## DATA ROWS
########

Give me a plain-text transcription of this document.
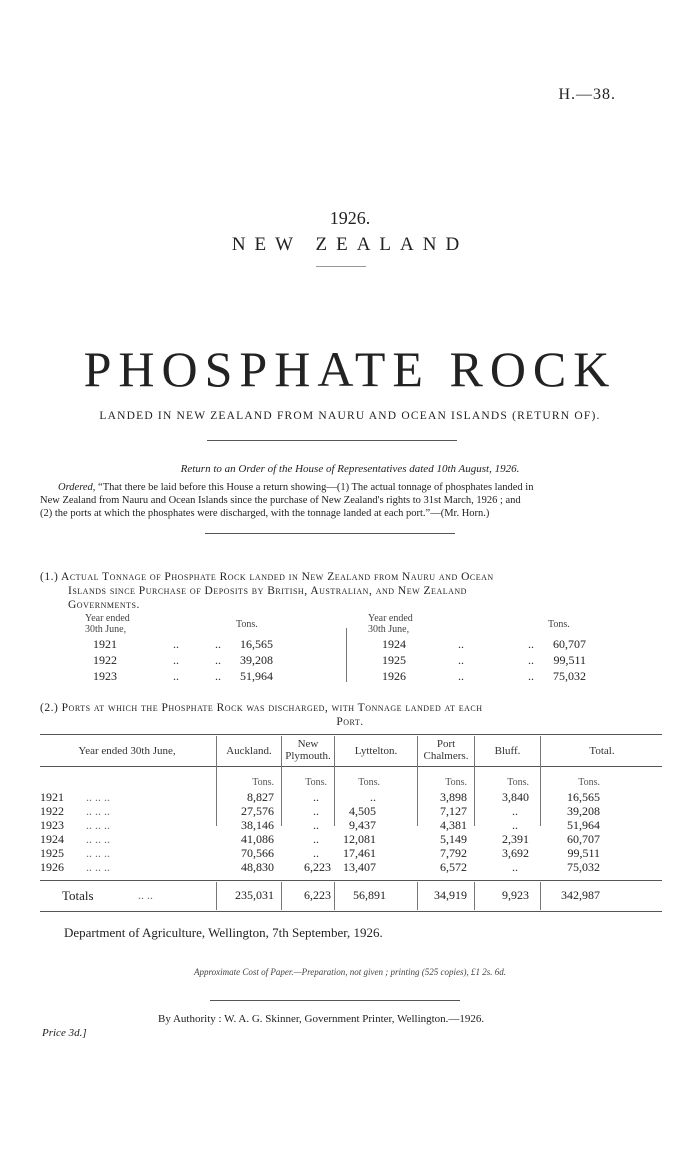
H.—38.
1926.
NEW ZEALAND
PHOSPHATE ROCK
LANDED IN NEW ZEALAND FROM NAURU AND OCEAN ISLANDS (RETURN OF).
Return to an Order of the House of Representatives dated 10th August, 1926.
Ordered, “That there be laid before this House a return showing—(1) The actual tonnage of phosphates landed in
New Zealand from Nauru and Ocean Islands since the purchase of New Zealand's rights to 31st March, 1926 ; and
(2) the ports at which the phosphates were discharged, with the tonnage landed at each port.”—(Mr. Horn.)
(1.) Actual Tonnage of Phosphate Rock landed in New Zealand from Nauru and Ocean
Islands since Purchase of Deposits by British, Australian, and New Zealand
Governments.
Year ended
30th June,	Tons.
1921	..	..	16,565
1922	..	..	39,208
1923	..	..	51,964
Year ended
30th June,	Tons.
1924	..	..	60,707
1925	..	..	99,511
1926	..	..	75,032
(2.) Ports at which the Phosphate Rock was discharged, with Tonnage landed at each
Port.
Year ended 30th June,	Auckland.
New
Plymouth.	Lyttelton.
Port
Chalmers.	Bluff.	Total.
Tons.	Tons.	Tons.	Tons.	Tons.	Tons.
1921 .. .. ..	8,827	..	..	3,898	3,840	16,565
1922 .. .. ..	27,576	..	4,505	7,127	..	39,208
1923 .. .. ..	38,146	..	9,437	4,381	..	51,964
1924 .. .. ..	41,086	..	12,081	5,149	2,391	60,707
1925 .. .. ..	70,566	..	17,461	7,792	3,692	99,511
1926 .. .. ..	48,830	6,223	13,407	6,572	..	75,032
Totals	.. ..	235,031	6,223	56,891	34,919	9,923	342,987
Department of Agriculture, Wellington, 7th September, 1926.
Approximate Cost of Paper.—Preparation, not given ; printing (525 copies), £1 2s. 6d.
By Authority : W. A. G. Skinner, Government Printer, Wellington.—1926.
Price 3d.]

########

## STATED EXERCISE
Give every record back exactly as it reads, with no images.

## RESULT FOR THIS TASK
Give me a plain-text transcription of this document.
H.—38.
1926.
NEW ZEALAND
PHOSPHATE ROCK
LANDED IN NEW ZEALAND FROM NAURU AND OCEAN ISLANDS (RETURN OF).
Return to an Order of the House of Representatives dated 10th August, 1926.
Ordered, “That there be laid before this House a return showing—(1) The actual tonnage of phosphates landed in
New Zealand from Nauru and Ocean Islands since the purchase of New Zealand's rights to 31st March, 1926 ; and
(2) the ports at which the phosphates were discharged, with the tonnage landed at each port.”—(Mr. Horn.)
(1.) Actual Tonnage of Phosphate Rock landed in New Zealand from Nauru and Ocean
Islands since Purchase of Deposits by British, Australian, and New Zealand
Governments.
Year ended
30th June,	Tons.
1921	..	..	16,565
1922	..	..	39,208
1923	..	..	51,964
Year ended
30th June,	Tons.
1924	..	..	60,707
1925	..	..	99,511
1926	..	..	75,032
(2.) Ports at which the Phosphate Rock was discharged, with Tonnage landed at each
Port.
Year ended 30th June,	Auckland.
New
Plymouth.	Lyttelton.
Port
Chalmers.	Bluff.	Total.
Tons.	Tons.	Tons.	Tons.	Tons.	Tons.
1921 .. .. ..	8,827	..	..	3,898	3,840	16,565
1922 .. .. ..	27,576	..	4,505	7,127	..	39,208
1923 .. .. ..	38,146	..	9,437	4,381	..	51,964
1924 .. .. ..	41,086	..	12,081	5,149	2,391	60,707
1925 .. .. ..	70,566	..	17,461	7,792	3,692	99,511
1926 .. .. ..	48,830	6,223	13,407	6,572	..	75,032
Totals	.. ..	235,031	6,223	56,891	34,919	9,923	342,987
Department of Agriculture, Wellington, 7th September, 1926.
Approximate Cost of Paper.—Preparation, not given ; printing (525 copies), £1 2s. 6d.
By Authority : W. A. G. Skinner, Government Printer, Wellington.—1926.
Price 3d.]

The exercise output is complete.